* Task description: Scan the records for the word "Ratio". Copy each line that includes it.

—————

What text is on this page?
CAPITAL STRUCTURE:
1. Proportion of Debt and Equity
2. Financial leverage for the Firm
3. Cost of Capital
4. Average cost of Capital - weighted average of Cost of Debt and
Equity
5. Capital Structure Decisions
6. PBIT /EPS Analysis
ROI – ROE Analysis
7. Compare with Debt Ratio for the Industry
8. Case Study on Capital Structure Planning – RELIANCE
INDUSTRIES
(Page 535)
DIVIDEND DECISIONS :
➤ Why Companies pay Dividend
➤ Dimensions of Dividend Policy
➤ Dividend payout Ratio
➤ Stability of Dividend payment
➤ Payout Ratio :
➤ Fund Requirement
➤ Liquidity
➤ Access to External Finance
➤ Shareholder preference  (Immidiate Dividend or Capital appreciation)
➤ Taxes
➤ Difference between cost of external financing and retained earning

—————

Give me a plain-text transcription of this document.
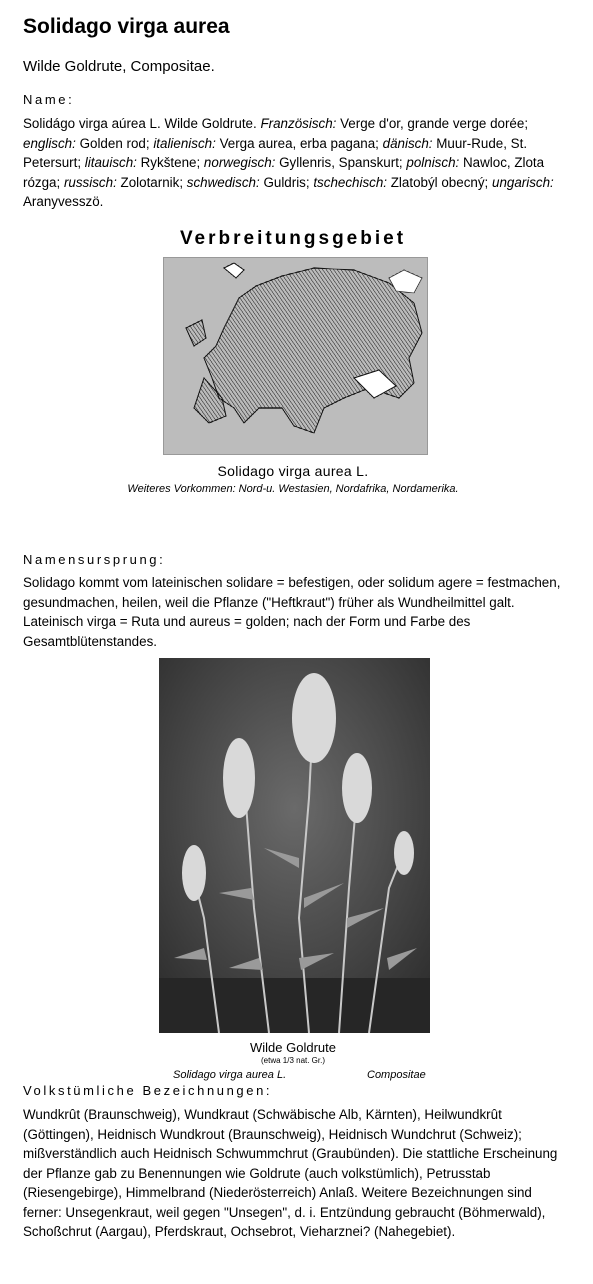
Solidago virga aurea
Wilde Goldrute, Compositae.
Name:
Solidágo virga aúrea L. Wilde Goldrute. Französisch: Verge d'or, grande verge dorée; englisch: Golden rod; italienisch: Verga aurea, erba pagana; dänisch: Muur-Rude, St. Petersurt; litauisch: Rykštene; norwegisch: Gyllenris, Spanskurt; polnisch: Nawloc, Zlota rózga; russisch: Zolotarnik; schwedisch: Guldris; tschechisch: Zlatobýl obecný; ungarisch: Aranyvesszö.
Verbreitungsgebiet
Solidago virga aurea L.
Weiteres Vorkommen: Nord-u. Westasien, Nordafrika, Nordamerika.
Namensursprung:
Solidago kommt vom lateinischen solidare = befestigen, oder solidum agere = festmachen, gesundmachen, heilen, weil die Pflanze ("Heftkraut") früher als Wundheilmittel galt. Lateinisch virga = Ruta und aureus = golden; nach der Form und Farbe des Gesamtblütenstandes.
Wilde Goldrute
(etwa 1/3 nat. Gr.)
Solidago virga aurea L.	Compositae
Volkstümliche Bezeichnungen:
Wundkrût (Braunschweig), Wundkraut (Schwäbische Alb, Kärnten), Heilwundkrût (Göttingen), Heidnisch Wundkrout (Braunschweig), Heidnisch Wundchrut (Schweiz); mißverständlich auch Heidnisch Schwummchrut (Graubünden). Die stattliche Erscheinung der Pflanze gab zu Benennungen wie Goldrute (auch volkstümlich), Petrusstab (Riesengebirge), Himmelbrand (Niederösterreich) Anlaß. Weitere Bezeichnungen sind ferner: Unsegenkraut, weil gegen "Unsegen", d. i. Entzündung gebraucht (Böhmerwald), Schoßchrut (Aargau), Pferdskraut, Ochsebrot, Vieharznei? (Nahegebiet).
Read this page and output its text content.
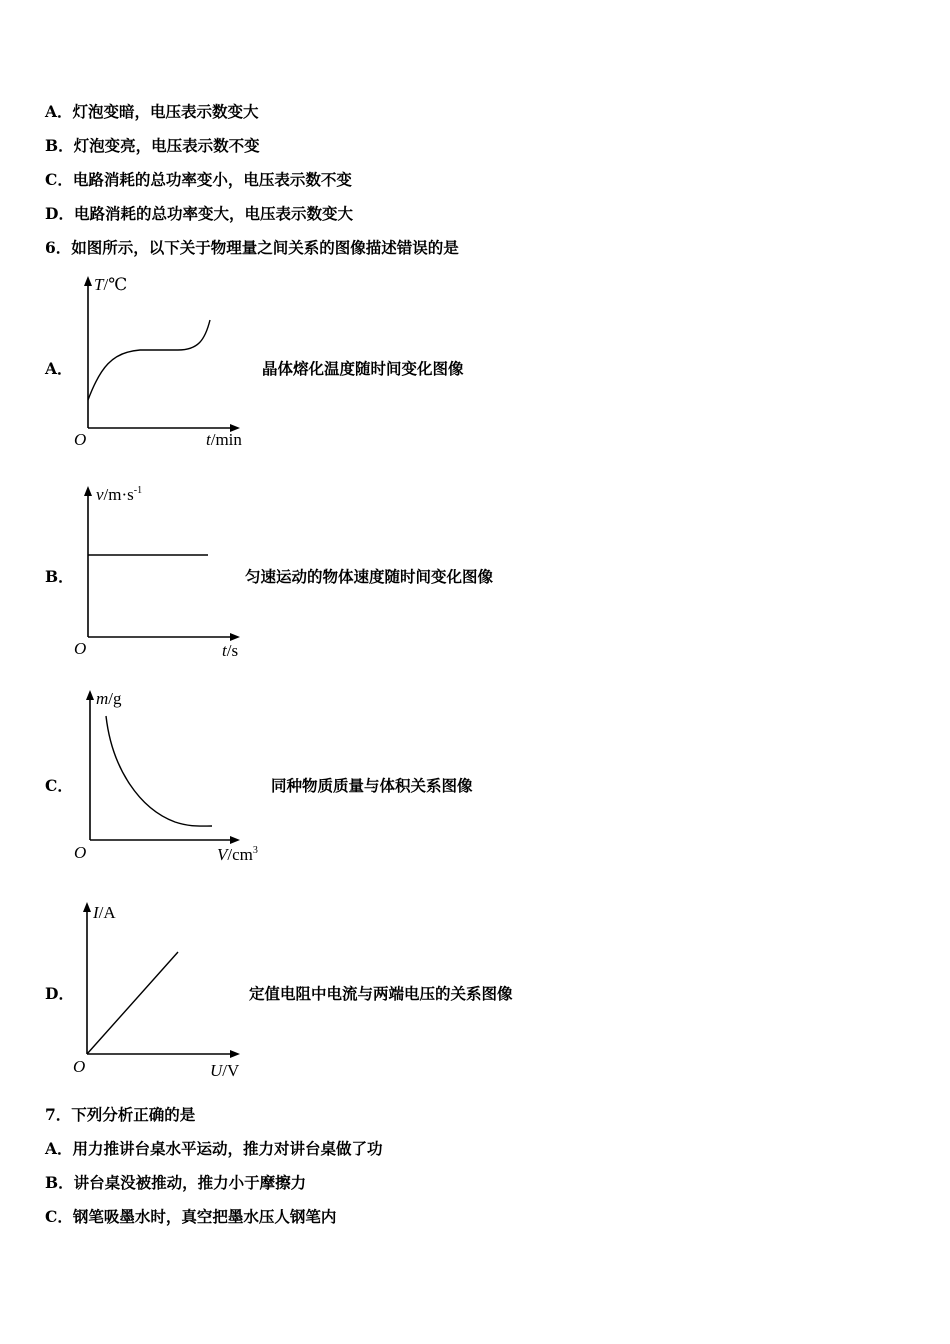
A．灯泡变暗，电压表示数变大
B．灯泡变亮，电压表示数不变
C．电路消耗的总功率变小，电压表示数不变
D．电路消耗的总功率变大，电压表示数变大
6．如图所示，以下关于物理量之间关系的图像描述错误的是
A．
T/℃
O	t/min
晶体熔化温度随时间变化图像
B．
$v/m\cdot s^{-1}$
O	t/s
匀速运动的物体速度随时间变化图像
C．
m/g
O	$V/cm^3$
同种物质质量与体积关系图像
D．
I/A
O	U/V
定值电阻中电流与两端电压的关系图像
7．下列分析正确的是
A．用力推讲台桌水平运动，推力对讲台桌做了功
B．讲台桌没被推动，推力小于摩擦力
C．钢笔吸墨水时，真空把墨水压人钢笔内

—————

* Right answer:
7. Compare with Debt Ratio for the Industry
➤ Dividend payout Ratio
➤ Payout Ratio :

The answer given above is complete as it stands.